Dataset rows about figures
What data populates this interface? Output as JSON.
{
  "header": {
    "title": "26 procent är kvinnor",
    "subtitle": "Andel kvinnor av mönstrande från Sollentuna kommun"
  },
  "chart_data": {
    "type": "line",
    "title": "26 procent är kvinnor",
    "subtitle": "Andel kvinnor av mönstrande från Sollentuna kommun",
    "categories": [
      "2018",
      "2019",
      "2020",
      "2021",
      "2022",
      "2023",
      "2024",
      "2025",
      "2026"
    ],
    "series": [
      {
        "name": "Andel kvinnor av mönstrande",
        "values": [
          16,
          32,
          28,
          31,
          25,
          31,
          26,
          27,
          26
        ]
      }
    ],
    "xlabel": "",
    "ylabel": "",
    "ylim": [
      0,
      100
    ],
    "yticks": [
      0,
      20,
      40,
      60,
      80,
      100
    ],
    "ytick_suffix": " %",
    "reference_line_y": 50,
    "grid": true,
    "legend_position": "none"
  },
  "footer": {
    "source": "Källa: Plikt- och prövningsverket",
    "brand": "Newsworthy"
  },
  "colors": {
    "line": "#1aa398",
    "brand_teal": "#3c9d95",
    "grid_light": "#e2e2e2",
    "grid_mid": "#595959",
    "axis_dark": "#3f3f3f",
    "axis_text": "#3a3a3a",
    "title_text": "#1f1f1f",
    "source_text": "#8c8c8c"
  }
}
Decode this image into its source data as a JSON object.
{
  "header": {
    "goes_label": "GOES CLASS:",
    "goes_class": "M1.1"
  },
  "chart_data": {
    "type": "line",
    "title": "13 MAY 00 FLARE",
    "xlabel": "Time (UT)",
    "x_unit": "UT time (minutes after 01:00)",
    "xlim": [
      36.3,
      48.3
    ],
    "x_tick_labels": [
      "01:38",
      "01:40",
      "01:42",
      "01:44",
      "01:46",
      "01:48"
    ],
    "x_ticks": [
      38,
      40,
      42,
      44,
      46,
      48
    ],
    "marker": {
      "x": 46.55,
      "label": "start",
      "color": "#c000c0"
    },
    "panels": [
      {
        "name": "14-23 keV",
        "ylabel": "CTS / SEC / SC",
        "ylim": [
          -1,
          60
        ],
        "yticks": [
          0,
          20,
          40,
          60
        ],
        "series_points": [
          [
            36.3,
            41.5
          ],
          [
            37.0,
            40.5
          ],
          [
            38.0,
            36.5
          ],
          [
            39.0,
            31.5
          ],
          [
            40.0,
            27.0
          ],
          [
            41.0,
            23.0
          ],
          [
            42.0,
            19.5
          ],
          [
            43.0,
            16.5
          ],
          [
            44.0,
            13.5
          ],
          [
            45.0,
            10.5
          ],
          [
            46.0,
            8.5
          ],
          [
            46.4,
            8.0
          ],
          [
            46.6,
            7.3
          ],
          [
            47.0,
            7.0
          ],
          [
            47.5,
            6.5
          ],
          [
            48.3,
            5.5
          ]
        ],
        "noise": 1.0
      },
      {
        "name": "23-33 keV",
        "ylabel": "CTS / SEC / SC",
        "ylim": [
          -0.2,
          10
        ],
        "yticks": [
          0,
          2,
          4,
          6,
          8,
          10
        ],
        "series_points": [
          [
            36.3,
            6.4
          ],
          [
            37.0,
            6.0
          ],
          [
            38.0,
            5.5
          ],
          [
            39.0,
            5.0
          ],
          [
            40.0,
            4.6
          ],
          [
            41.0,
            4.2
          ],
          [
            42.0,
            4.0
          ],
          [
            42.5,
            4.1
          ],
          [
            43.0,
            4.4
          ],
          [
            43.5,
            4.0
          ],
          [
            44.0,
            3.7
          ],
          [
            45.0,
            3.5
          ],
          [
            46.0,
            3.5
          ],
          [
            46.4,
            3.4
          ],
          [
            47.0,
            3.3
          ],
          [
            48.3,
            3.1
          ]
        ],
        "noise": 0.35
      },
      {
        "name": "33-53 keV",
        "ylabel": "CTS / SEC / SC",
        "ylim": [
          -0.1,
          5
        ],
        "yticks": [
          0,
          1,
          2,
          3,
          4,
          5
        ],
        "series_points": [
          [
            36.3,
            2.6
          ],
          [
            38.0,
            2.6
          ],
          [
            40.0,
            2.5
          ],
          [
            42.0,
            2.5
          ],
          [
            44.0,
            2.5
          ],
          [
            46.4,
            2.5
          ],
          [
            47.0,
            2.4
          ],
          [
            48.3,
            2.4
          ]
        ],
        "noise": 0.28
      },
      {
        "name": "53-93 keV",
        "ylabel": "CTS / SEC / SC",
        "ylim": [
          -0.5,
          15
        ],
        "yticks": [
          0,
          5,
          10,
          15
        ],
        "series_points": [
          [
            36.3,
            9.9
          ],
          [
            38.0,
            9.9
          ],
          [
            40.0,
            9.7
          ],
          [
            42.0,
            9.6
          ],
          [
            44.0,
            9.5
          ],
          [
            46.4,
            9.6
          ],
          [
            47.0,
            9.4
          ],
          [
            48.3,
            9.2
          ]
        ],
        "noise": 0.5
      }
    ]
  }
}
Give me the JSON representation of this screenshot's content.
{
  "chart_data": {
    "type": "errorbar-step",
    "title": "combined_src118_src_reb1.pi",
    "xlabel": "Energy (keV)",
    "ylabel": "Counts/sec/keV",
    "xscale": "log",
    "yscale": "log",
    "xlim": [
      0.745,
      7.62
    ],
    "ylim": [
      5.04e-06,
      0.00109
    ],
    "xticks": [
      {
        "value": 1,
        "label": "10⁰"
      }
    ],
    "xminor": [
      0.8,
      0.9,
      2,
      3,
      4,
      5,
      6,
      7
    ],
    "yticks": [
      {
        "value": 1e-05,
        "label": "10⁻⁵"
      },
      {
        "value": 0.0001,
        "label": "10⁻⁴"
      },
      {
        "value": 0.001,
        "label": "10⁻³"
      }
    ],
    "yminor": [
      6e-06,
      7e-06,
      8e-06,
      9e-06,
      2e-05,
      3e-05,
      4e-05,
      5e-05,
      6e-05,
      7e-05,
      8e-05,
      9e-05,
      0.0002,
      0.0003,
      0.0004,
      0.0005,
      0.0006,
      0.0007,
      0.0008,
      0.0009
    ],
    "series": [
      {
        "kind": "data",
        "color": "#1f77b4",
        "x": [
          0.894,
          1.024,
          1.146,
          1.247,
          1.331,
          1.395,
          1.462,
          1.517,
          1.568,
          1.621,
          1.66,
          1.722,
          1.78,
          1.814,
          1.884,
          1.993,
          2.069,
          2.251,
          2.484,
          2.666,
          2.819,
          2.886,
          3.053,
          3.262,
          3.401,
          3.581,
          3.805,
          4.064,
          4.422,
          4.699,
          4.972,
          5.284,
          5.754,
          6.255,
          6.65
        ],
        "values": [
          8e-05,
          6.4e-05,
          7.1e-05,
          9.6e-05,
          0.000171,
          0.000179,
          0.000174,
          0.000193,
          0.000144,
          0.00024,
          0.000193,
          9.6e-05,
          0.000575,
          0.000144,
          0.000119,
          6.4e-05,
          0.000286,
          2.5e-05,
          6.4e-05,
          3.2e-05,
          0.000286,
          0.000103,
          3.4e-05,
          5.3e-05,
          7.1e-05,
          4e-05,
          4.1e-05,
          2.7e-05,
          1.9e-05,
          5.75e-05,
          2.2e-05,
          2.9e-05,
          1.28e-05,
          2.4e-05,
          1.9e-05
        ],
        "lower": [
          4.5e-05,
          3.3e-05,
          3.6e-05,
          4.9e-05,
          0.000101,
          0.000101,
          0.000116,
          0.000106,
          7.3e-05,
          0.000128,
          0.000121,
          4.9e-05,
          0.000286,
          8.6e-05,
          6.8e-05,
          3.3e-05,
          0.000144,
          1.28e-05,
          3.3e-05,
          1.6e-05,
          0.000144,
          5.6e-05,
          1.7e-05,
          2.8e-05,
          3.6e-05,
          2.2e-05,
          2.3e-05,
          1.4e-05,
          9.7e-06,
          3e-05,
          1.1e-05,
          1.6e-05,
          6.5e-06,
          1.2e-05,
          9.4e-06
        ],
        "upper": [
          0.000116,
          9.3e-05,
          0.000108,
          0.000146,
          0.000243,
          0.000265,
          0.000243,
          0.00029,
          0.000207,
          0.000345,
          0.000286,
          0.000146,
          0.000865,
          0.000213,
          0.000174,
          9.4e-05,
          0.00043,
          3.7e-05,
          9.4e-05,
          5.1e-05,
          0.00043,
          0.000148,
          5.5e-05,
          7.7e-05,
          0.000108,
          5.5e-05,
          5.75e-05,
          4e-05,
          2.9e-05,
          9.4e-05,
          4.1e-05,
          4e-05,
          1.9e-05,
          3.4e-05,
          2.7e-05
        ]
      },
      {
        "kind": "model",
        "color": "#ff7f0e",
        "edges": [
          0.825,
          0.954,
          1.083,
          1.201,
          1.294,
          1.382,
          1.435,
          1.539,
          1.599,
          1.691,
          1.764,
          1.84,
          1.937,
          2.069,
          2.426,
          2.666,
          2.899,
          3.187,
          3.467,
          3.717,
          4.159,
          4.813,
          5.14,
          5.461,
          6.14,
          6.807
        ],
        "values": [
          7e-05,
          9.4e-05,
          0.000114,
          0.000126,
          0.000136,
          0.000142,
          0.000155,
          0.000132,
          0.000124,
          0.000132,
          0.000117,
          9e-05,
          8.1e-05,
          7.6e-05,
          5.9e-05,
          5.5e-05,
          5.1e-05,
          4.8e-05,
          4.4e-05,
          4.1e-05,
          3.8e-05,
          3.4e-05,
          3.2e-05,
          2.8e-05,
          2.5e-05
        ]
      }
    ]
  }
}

[CHALLENGE]:
Count how many lines of the listing above include "kommun" and report that number alone.

[RESULT OF THE TASK]:
2